*Do this:*
Scan the lines below; pull out those with "from".

*Stored records:*
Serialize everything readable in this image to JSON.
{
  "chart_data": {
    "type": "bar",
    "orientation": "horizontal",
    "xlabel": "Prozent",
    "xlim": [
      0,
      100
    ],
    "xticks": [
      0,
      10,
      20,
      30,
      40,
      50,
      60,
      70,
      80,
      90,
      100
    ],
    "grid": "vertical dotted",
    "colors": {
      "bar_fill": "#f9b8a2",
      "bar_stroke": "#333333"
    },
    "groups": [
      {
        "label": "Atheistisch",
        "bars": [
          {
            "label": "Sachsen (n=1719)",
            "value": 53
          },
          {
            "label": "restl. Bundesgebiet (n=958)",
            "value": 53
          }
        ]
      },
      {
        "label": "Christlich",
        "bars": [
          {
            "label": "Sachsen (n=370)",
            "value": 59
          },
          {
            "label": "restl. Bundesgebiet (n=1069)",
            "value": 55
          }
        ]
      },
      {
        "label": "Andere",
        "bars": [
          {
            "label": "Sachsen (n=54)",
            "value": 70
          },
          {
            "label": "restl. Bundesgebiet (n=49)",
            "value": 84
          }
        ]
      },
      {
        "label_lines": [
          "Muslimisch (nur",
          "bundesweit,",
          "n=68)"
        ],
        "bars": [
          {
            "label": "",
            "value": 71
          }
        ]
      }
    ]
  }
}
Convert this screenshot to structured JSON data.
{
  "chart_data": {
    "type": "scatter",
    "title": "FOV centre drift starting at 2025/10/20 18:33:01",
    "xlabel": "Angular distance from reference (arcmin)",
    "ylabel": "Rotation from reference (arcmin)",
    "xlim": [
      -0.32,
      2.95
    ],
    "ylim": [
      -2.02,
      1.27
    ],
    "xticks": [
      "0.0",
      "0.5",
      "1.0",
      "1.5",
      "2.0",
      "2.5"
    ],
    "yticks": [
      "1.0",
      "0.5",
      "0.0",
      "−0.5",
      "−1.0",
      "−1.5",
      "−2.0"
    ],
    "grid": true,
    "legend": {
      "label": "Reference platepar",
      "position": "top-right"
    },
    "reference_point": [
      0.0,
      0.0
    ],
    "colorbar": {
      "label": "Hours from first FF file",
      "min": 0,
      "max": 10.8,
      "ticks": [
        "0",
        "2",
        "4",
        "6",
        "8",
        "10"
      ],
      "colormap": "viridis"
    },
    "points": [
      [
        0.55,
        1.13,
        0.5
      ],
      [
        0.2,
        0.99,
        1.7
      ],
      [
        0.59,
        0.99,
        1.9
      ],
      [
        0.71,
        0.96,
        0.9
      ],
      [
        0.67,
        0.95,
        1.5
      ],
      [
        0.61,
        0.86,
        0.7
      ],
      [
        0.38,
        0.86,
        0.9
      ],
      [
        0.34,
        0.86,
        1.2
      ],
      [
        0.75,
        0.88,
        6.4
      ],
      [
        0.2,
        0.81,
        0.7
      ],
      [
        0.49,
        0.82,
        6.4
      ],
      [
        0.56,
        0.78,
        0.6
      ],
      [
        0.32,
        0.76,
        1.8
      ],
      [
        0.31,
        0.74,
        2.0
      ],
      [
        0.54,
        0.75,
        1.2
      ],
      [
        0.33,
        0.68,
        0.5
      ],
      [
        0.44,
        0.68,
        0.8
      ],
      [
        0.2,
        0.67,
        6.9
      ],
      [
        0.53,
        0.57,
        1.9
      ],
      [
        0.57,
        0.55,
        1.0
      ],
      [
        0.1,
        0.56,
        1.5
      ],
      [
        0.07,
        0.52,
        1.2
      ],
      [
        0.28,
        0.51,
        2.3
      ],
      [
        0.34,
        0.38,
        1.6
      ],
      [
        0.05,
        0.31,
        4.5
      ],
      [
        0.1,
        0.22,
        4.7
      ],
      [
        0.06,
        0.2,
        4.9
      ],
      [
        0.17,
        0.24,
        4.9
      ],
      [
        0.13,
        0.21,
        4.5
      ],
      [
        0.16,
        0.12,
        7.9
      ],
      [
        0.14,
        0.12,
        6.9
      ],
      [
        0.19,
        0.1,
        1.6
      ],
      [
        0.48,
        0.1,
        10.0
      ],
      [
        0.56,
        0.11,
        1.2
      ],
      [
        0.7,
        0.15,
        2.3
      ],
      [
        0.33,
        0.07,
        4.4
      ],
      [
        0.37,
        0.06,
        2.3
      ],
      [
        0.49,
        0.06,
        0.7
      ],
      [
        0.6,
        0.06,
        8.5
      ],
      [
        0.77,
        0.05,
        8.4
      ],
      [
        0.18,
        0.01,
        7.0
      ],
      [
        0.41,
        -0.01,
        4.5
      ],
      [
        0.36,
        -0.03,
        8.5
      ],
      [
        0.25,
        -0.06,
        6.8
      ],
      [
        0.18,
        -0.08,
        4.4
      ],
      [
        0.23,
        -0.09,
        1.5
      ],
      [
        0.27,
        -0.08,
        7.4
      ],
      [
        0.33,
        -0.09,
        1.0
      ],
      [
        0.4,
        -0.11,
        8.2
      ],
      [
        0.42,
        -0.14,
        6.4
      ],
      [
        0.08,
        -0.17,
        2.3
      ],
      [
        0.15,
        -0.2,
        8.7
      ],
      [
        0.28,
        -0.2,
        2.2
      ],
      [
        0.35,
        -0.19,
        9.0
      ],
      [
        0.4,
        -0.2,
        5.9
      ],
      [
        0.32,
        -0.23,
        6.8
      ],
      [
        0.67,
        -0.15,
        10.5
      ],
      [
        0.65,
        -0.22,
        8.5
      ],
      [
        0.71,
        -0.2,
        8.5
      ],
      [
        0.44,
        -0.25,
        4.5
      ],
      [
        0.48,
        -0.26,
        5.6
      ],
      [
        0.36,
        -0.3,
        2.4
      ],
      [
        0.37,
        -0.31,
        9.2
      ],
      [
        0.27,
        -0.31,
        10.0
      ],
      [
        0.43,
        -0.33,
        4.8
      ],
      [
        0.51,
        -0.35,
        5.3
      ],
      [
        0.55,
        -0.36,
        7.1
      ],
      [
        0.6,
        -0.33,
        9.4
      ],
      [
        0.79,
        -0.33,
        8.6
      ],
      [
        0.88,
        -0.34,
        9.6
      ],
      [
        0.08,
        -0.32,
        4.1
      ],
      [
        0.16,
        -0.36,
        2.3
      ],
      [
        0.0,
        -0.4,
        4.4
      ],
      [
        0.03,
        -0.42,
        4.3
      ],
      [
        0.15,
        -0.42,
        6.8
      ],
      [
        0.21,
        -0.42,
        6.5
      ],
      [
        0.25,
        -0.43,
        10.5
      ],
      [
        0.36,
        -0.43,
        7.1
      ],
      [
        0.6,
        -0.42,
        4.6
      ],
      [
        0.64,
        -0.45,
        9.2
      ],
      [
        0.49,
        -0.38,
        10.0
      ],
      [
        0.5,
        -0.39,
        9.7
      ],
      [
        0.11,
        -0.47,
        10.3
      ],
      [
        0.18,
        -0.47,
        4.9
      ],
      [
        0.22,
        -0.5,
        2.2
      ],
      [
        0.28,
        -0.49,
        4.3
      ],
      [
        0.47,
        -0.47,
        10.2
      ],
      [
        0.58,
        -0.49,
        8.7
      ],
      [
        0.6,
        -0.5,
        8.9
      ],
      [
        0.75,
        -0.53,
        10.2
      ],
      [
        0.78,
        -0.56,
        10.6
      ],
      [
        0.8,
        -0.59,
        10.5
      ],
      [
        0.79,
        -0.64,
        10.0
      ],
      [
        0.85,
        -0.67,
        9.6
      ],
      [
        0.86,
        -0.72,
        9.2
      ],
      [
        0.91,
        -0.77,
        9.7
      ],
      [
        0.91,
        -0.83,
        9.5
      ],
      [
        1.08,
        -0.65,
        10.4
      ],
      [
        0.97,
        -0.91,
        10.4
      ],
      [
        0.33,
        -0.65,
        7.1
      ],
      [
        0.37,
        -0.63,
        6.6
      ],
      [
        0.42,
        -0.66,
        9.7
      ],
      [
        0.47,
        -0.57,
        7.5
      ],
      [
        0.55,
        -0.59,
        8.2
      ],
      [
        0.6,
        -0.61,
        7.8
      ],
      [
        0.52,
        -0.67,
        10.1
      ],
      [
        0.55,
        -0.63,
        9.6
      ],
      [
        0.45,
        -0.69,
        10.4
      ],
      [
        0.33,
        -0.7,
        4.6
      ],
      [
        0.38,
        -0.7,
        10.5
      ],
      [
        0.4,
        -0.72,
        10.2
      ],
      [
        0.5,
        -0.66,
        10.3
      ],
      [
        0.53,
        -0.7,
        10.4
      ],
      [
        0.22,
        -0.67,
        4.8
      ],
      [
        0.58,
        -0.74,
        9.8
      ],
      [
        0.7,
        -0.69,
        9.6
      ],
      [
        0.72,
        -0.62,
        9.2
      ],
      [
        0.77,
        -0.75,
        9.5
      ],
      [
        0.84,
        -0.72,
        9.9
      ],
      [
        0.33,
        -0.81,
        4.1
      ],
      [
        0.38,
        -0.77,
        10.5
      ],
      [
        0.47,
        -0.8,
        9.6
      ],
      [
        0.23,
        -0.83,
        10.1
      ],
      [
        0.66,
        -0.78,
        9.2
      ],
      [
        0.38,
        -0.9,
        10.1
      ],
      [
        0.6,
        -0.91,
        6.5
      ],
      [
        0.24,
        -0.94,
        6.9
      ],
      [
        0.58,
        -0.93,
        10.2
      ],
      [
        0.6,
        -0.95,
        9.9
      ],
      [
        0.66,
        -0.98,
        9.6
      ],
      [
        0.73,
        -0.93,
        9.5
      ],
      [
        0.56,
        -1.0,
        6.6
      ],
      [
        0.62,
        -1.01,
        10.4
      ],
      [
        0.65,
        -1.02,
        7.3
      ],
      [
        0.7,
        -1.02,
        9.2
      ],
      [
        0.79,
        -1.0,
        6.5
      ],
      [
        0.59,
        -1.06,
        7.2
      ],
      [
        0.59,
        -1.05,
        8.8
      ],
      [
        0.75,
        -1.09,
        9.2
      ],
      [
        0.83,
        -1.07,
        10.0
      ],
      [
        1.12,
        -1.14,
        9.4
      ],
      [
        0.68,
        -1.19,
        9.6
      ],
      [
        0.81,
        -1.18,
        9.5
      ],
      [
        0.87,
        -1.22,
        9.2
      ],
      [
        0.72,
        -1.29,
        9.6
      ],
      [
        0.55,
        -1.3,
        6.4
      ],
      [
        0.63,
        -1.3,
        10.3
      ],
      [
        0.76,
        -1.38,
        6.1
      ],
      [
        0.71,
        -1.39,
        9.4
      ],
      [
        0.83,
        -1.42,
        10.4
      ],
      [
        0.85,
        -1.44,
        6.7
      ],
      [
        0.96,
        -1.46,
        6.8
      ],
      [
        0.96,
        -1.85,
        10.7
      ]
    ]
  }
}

*Task result:*
    "xlabel": "Angular distance from reference (arcmin)",
    "ylabel": "Rotation from reference (arcmin)",
      "label": "Hours from first FF file",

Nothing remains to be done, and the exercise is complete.